» **WHAT IS ASKED**
Transcribe the records below exactly.
-.-.-
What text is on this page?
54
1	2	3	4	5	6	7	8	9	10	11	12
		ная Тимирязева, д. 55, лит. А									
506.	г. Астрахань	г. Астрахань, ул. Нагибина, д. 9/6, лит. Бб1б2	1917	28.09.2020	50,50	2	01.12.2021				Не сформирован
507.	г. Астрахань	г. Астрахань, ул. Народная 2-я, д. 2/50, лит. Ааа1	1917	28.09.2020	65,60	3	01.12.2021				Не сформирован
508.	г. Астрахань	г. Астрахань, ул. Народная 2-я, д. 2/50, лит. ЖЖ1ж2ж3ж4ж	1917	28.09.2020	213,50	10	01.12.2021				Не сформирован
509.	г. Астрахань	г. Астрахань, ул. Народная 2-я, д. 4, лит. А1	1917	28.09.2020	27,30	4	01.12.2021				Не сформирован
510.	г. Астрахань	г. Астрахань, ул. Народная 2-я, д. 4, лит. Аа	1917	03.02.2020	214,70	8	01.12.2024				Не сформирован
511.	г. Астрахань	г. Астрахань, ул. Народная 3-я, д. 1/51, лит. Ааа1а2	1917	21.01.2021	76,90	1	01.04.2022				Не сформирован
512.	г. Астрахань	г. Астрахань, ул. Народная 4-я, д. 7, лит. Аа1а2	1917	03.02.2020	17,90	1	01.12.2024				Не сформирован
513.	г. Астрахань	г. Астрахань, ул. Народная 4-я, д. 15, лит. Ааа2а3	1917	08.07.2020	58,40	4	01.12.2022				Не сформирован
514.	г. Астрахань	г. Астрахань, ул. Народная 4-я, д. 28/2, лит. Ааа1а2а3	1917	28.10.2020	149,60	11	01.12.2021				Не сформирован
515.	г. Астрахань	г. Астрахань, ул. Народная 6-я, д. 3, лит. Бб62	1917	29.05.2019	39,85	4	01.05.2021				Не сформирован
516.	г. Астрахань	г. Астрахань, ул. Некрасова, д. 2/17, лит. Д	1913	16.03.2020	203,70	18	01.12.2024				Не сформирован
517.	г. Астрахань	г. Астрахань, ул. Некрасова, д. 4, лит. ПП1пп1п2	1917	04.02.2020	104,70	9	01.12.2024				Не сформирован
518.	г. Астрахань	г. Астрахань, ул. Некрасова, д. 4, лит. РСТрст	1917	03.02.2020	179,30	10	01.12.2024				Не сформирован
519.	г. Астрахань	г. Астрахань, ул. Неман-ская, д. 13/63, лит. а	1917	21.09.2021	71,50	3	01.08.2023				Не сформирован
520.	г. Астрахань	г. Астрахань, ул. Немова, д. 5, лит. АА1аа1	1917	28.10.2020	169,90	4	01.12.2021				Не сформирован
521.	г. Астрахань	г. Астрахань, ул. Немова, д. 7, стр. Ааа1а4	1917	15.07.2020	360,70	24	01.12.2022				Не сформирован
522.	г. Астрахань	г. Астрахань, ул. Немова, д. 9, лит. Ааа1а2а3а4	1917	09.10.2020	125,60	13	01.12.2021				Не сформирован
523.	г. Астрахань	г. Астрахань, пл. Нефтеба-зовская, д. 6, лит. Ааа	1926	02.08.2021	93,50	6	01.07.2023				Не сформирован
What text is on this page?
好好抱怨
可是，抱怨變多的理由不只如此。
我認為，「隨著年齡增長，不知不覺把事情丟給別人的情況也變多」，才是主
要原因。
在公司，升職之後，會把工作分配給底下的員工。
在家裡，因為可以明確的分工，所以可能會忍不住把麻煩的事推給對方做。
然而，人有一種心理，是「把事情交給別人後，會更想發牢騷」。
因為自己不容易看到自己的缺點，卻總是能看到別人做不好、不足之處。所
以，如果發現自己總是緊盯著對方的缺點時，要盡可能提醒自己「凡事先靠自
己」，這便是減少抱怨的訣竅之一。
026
-.-.-
» **ANSWER FOR THIS EXERCISE**
What text is on this page?
54
1	2	3	4	5	6	7	8	9	10	11	12
		ная Тимирязева, д. 55, лит. А									
506.	г. Астрахань	г. Астрахань, ул. Нагибина, д. 9/6, лит. Бб1б2	1917	28.09.2020	50,50	2	01.12.2021				Не сформирован
507.	г. Астрахань	г. Астрахань, ул. Народная 2-я, д. 2/50, лит. Ааа1	1917	28.09.2020	65,60	3	01.12.2021				Не сформирован
508.	г. Астрахань	г. Астрахань, ул. Народная 2-я, д. 2/50, лит. ЖЖ1ж2ж3ж4ж	1917	28.09.2020	213,50	10	01.12.2021				Не сформирован
509.	г. Астрахань	г. Астрахань, ул. Народная 2-я, д. 4, лит. А1	1917	28.09.2020	27,30	4	01.12.2021				Не сформирован
510.	г. Астрахань	г. Астрахань, ул. Народная 2-я, д. 4, лит. Аа	1917	03.02.2020	214,70	8	01.12.2024				Не сформирован
511.	г. Астрахань	г. Астрахань, ул. Народная 3-я, д. 1/51, лит. Ааа1а2	1917	21.01.2021	76,90	1	01.04.2022				Не сформирован
512.	г. Астрахань	г. Астрахань, ул. Народная 4-я, д. 7, лит. Аа1а2	1917	03.02.2020	17,90	1	01.12.2024				Не сформирован
513.	г. Астрахань	г. Астрахань, ул. Народная 4-я, д. 15, лит. Ааа2а3	1917	08.07.2020	58,40	4	01.12.2022				Не сформирован
514.	г. Астрахань	г. Астрахань, ул. Народная 4-я, д. 28/2, лит. Ааа1а2а3	1917	28.10.2020	149,60	11	01.12.2021				Не сформирован
515.	г. Астрахань	г. Астрахань, ул. Народная 6-я, д. 3, лит. Бб62	1917	29.05.2019	39,85	4	01.05.2021				Не сформирован
516.	г. Астрахань	г. Астрахань, ул. Некрасова, д. 2/17, лит. Д	1913	16.03.2020	203,70	18	01.12.2024				Не сформирован
517.	г. Астрахань	г. Астрахань, ул. Некрасова, д. 4, лит. ПП1пп1п2	1917	04.02.2020	104,70	9	01.12.2024				Не сформирован
518.	г. Астрахань	г. Астрахань, ул. Некрасова, д. 4, лит. РСТрст	1917	03.02.2020	179,30	10	01.12.2024				Не сформирован
519.	г. Астрахань	г. Астрахань, ул. Неман-ская, д. 13/63, лит. а	1917	21.09.2021	71,50	3	01.08.2023				Не сформирован
520.	г. Астрахань	г. Астрахань, ул. Немова, д. 5, лит. АА1аа1	1917	28.10.2020	169,90	4	01.12.2021				Не сформирован
521.	г. Астрахань	г. Астрахань, ул. Немова, д. 7, стр. Ааа1а4	1917	15.07.2020	360,70	24	01.12.2022				Не сформирован
522.	г. Астрахань	г. Астрахань, ул. Немова, д. 9, лит. Ааа1а2а3а4	1917	09.10.2020	125,60	13	01.12.2021				Не сформирован
523.	г. Астрахань	г. Астрахань, пл. Нефтеба-зовская, д. 6, лит. Ааа	1926	02.08.2021	93,50	6	01.07.2023				Не сформирован
What text is on this page?
好好抱怨
可是，抱怨變多的理由不只如此。
我認為，「隨著年齡增長，不知不覺把事情丟給別人的情況也變多」，才是主
要原因。
在公司，升職之後，會把工作分配給底下的員工。
在家裡，因為可以明確的分工，所以可能會忍不住把麻煩的事推給對方做。
然而，人有一種心理，是「把事情交給別人後，會更想發牢騷」。
因為自己不容易看到自己的缺點，卻總是能看到別人做不好、不足之處。所
以，如果發現自己總是緊盯著對方的缺點時，要盡可能提醒自己「凡事先靠自
己」，這便是減少抱怨的訣竅之一。
026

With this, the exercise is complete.